## WORK TO DO
Copy the data exactly as it appears, and do not include any pictures.

## WORKING DATA
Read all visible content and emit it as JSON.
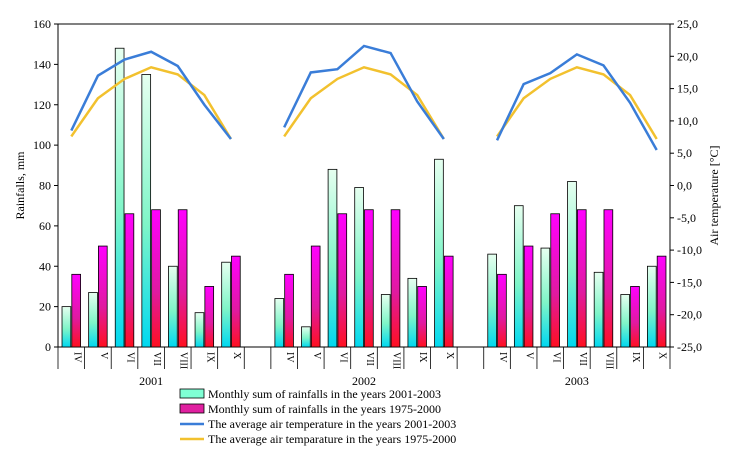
{
  "chart_data": {
    "type": "bar",
    "ylabel": "Rainfalls, mm",
    "y2label": "Air temperature [°C]",
    "ylim": [
      0,
      160
    ],
    "yticks": [
      0,
      20,
      40,
      60,
      80,
      100,
      120,
      140,
      160
    ],
    "y2lim": [
      -25,
      25
    ],
    "y2ticks": [
      "-25,0",
      "-20,0",
      "-15,0",
      "-10,0",
      "-5,0",
      "0,0",
      "5,0",
      "10,0",
      "15,0",
      "20,0",
      "25,0"
    ],
    "months": [
      "IV",
      "V",
      "VI",
      "VII",
      "VIII",
      "IX",
      "X"
    ],
    "groups": [
      {
        "year": "2001",
        "rain_current": [
          20,
          27,
          148,
          135,
          40,
          17,
          42
        ],
        "temp_current": [
          8.5,
          17,
          19.5,
          20.7,
          18.5,
          12.5,
          7.2
        ]
      },
      {
        "year": "2002",
        "rain_current": [
          24,
          10,
          88,
          79,
          26,
          34,
          93
        ],
        "temp_current": [
          9,
          17.5,
          18,
          21.6,
          20.5,
          13,
          7.2
        ]
      },
      {
        "year": "2003",
        "rain_current": [
          46,
          70,
          49,
          82,
          37,
          26,
          40
        ],
        "temp_current": [
          7,
          15.7,
          17.4,
          20.3,
          18.6,
          12.8,
          5.5
        ]
      }
    ],
    "rain_normal": [
      36,
      50,
      66,
      68,
      68,
      30,
      45
    ],
    "temp_normal": [
      7.6,
      13.5,
      16.5,
      18.3,
      17.2,
      14,
      7.2
    ],
    "legend": [
      {
        "label": "Monthly sum of rainfalls in the years 2001-2003",
        "kind": "bar",
        "color": "#7fffd4"
      },
      {
        "label": "Monthly sum of rainfalls in the years 1975-2000",
        "kind": "bar",
        "color": "#e020a0"
      },
      {
        "label": "The average air temperature in the years 2001-2003",
        "kind": "line",
        "color": "#3a7dd8"
      },
      {
        "label": "The average air temparature in the years 1975-2000",
        "kind": "line",
        "color": "#f2c12e"
      }
    ]
  }
}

## THE SOLUTION
Read all visible content and emit it as JSON.
{
  "chart_data": {
    "type": "bar",
    "ylabel": "Rainfalls, mm",
    "y2label": "Air temperature [°C]",
    "ylim": [
      0,
      160
    ],
    "yticks": [
      0,
      20,
      40,
      60,
      80,
      100,
      120,
      140,
      160
    ],
    "y2lim": [
      -25,
      25
    ],
    "y2ticks": [
      "-25,0",
      "-20,0",
      "-15,0",
      "-10,0",
      "-5,0",
      "0,0",
      "5,0",
      "10,0",
      "15,0",
      "20,0",
      "25,0"
    ],
    "months": [
      "IV",
      "V",
      "VI",
      "VII",
      "VIII",
      "IX",
      "X"
    ],
    "groups": [
      {
        "year": "2001",
        "rain_current": [
          20,
          27,
          148,
          135,
          40,
          17,
          42
        ],
        "temp_current": [
          8.5,
          17,
          19.5,
          20.7,
          18.5,
          12.5,
          7.2
        ]
      },
      {
        "year": "2002",
        "rain_current": [
          24,
          10,
          88,
          79,
          26,
          34,
          93
        ],
        "temp_current": [
          9,
          17.5,
          18,
          21.6,
          20.5,
          13,
          7.2
        ]
      },
      {
        "year": "2003",
        "rain_current": [
          46,
          70,
          49,
          82,
          37,
          26,
          40
        ],
        "temp_current": [
          7,
          15.7,
          17.4,
          20.3,
          18.6,
          12.8,
          5.5
        ]
      }
    ],
    "rain_normal": [
      36,
      50,
      66,
      68,
      68,
      30,
      45
    ],
    "temp_normal": [
      7.6,
      13.5,
      16.5,
      18.3,
      17.2,
      14,
      7.2
    ],
    "legend": [
      {
        "label": "Monthly sum of rainfalls in the years 2001-2003",
        "kind": "bar",
        "color": "#7fffd4"
      },
      {
        "label": "Monthly sum of rainfalls in the years 1975-2000",
        "kind": "bar",
        "color": "#e020a0"
      },
      {
        "label": "The average air temperature in the years 2001-2003",
        "kind": "line",
        "color": "#3a7dd8"
      },
      {
        "label": "The average air temparature in the years 1975-2000",
        "kind": "line",
        "color": "#f2c12e"
      }
    ]
  }
}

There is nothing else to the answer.